**Entries shown**

+ + +

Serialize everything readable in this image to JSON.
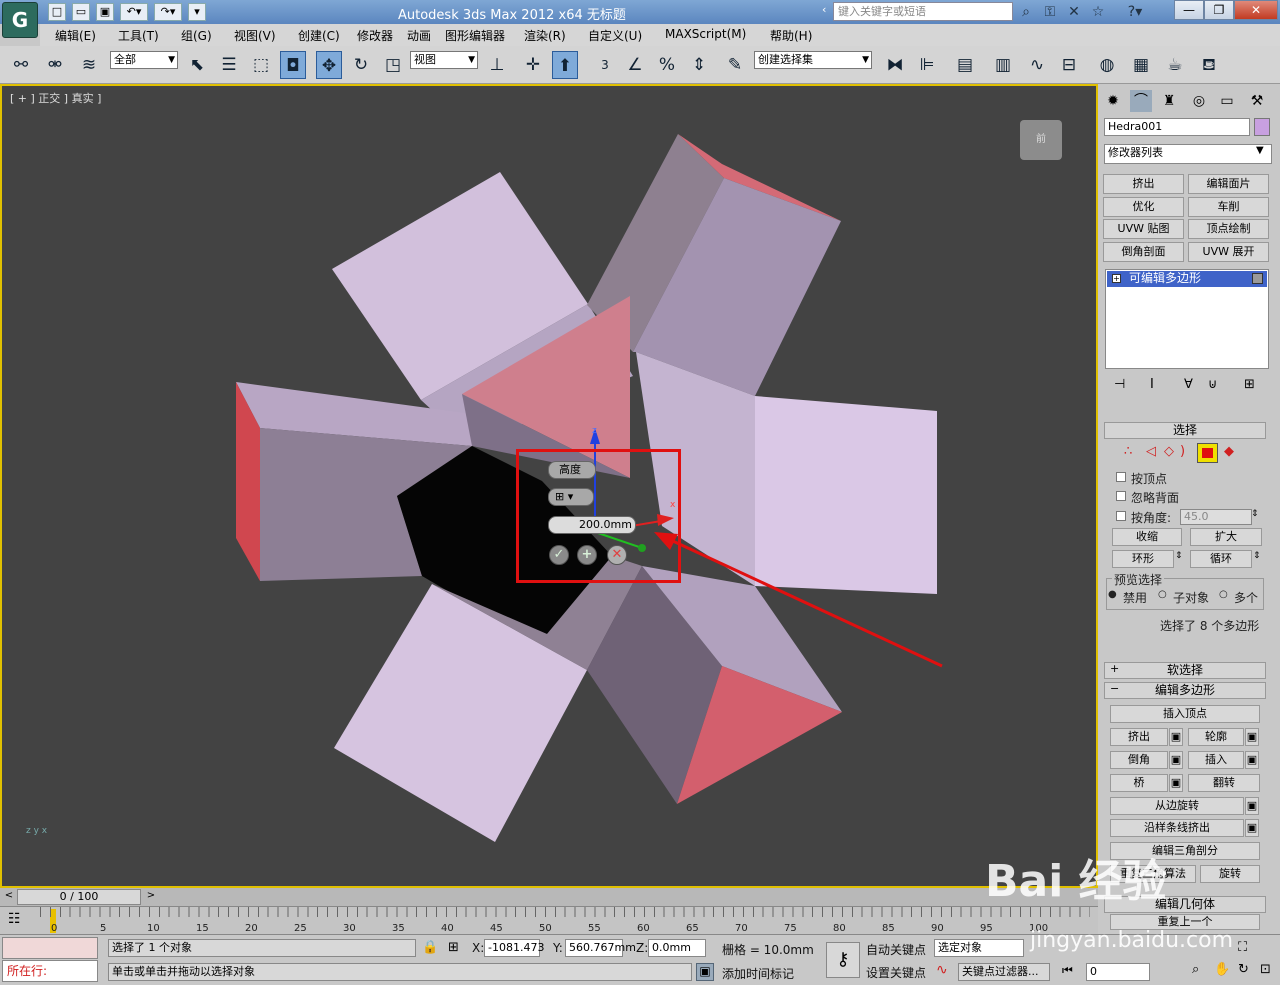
{
  "window": {
    "title": "Autodesk 3ds Max  2012 x64      无标题",
    "search_placeholder": "键入关键字或短语",
    "logo_glyph": "G"
  },
  "menu": [
    "编辑(E)",
    "工具(T)",
    "组(G)",
    "视图(V)",
    "创建(C)",
    "修改器",
    "动画",
    "图形编辑器",
    "渲染(R)",
    "自定义(U)",
    "MAXScript(M)",
    "帮助(H)"
  ],
  "toolbar": {
    "filter_value": "全部",
    "ref_coord_value": "视图",
    "selection_set_value": "创建选择集",
    "snap_label": "3"
  },
  "viewport": {
    "label": "[ + ] 正交 ] 真实 ]",
    "viewcube_label": "前",
    "caddy": {
      "title": "高度",
      "value": "200.0mm"
    },
    "gizmo_z": "z",
    "gizmo_x": "x",
    "axis_tripod": "z y x"
  },
  "command_panel": {
    "object_name": "Hedra001",
    "object_color": "#c8a0e0",
    "modifier_list": "修改器列表",
    "modifier_buttons": [
      "挤出",
      "编辑面片",
      "优化",
      "车削",
      "UVW 贴图",
      "顶点绘制",
      "倒角剖面",
      "UVW 展开"
    ],
    "stack_item": "可编辑多边形",
    "selection_title": "选择",
    "by_vertex": "按顶点",
    "ignore_backface": "忽略背面",
    "by_angle": "按角度:",
    "angle_value": "45.0",
    "shrink": "收缩",
    "grow": "扩大",
    "ring": "环形",
    "loop": "循环",
    "preview_selection": "预览选择",
    "preview_options": [
      "禁用",
      "子对象",
      "多个"
    ],
    "selection_status": "选择了 8 个多边形",
    "soft_selection": "软选择",
    "edit_polygons": "编辑多边形",
    "insert_vertex": "插入顶点",
    "extrude": "挤出",
    "outline": "轮廓",
    "bevel": "倒角",
    "inset": "插入",
    "bridge": "桥",
    "flip": "翻转",
    "hinge_from_edge": "从边旋转",
    "extrude_along_spline": "沿样条线挤出",
    "edit_triangulation": "编辑三角剖分",
    "retriangulate": "重复三角算法",
    "turn": "旋转",
    "edit_geometry": "编辑几何体",
    "repeat_last": "重复上一个"
  },
  "timeline": {
    "frame_display": "0 / 100",
    "ticks": [
      "0",
      "5",
      "10",
      "15",
      "20",
      "25",
      "30",
      "35",
      "40",
      "45",
      "50",
      "55",
      "60",
      "65",
      "70",
      "75",
      "80",
      "85",
      "90",
      "95",
      "100"
    ]
  },
  "status": {
    "selected": "选择了 1 个对象",
    "prompt": "单击或单击并拖动以选择对象",
    "script_label": "所在行:",
    "x_value": "-1081.473",
    "y_value": "560.767mm",
    "z_value": "0.0mm",
    "x_label": "X:",
    "y_label": "Y:",
    "z_label": "Z:",
    "grid": "栅格 = 10.0mm",
    "add_time_tag": "添加时间标记",
    "auto_key": "自动关键点",
    "set_key": "设置关键点",
    "selected_object": "选定对象",
    "key_filters": "关键点过滤器...",
    "frame_value": "0"
  },
  "watermark": {
    "brand": "Bai 经验",
    "url": "jingyan.baidu.com"
  }
}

+ + +

**What to work on**
Write out the records above once more, word for word, with no pictures.

**Completed exercise**
Serialize everything readable in this image to JSON.
{
  "window": {
    "title": "Autodesk 3ds Max  2012 x64      无标题",
    "search_placeholder": "键入关键字或短语",
    "logo_glyph": "G"
  },
  "menu": [
    "编辑(E)",
    "工具(T)",
    "组(G)",
    "视图(V)",
    "创建(C)",
    "修改器",
    "动画",
    "图形编辑器",
    "渲染(R)",
    "自定义(U)",
    "MAXScript(M)",
    "帮助(H)"
  ],
  "toolbar": {
    "filter_value": "全部",
    "ref_coord_value": "视图",
    "selection_set_value": "创建选择集",
    "snap_label": "3"
  },
  "viewport": {
    "label": "[ + ] 正交 ] 真实 ]",
    "viewcube_label": "前",
    "caddy": {
      "title": "高度",
      "value": "200.0mm"
    },
    "gizmo_z": "z",
    "gizmo_x": "x",
    "axis_tripod": "z y x"
  },
  "command_panel": {
    "object_name": "Hedra001",
    "object_color": "#c8a0e0",
    "modifier_list": "修改器列表",
    "modifier_buttons": [
      "挤出",
      "编辑面片",
      "优化",
      "车削",
      "UVW 贴图",
      "顶点绘制",
      "倒角剖面",
      "UVW 展开"
    ],
    "stack_item": "可编辑多边形",
    "selection_title": "选择",
    "by_vertex": "按顶点",
    "ignore_backface": "忽略背面",
    "by_angle": "按角度:",
    "angle_value": "45.0",
    "shrink": "收缩",
    "grow": "扩大",
    "ring": "环形",
    "loop": "循环",
    "preview_selection": "预览选择",
    "preview_options": [
      "禁用",
      "子对象",
      "多个"
    ],
    "selection_status": "选择了 8 个多边形",
    "soft_selection": "软选择",
    "edit_polygons": "编辑多边形",
    "insert_vertex": "插入顶点",
    "extrude": "挤出",
    "outline": "轮廓",
    "bevel": "倒角",
    "inset": "插入",
    "bridge": "桥",
    "flip": "翻转",
    "hinge_from_edge": "从边旋转",
    "extrude_along_spline": "沿样条线挤出",
    "edit_triangulation": "编辑三角剖分",
    "retriangulate": "重复三角算法",
    "turn": "旋转",
    "edit_geometry": "编辑几何体",
    "repeat_last": "重复上一个"
  },
  "timeline": {
    "frame_display": "0 / 100",
    "ticks": [
      "0",
      "5",
      "10",
      "15",
      "20",
      "25",
      "30",
      "35",
      "40",
      "45",
      "50",
      "55",
      "60",
      "65",
      "70",
      "75",
      "80",
      "85",
      "90",
      "95",
      "100"
    ]
  },
  "status": {
    "selected": "选择了 1 个对象",
    "prompt": "单击或单击并拖动以选择对象",
    "script_label": "所在行:",
    "x_value": "-1081.473",
    "y_value": "560.767mm",
    "z_value": "0.0mm",
    "x_label": "X:",
    "y_label": "Y:",
    "z_label": "Z:",
    "grid": "栅格 = 10.0mm",
    "add_time_tag": "添加时间标记",
    "auto_key": "自动关键点",
    "set_key": "设置关键点",
    "selected_object": "选定对象",
    "key_filters": "关键点过滤器...",
    "frame_value": "0"
  },
  "watermark": {
    "brand": "Bai 经验",
    "url": "jingyan.baidu.com"
  }
}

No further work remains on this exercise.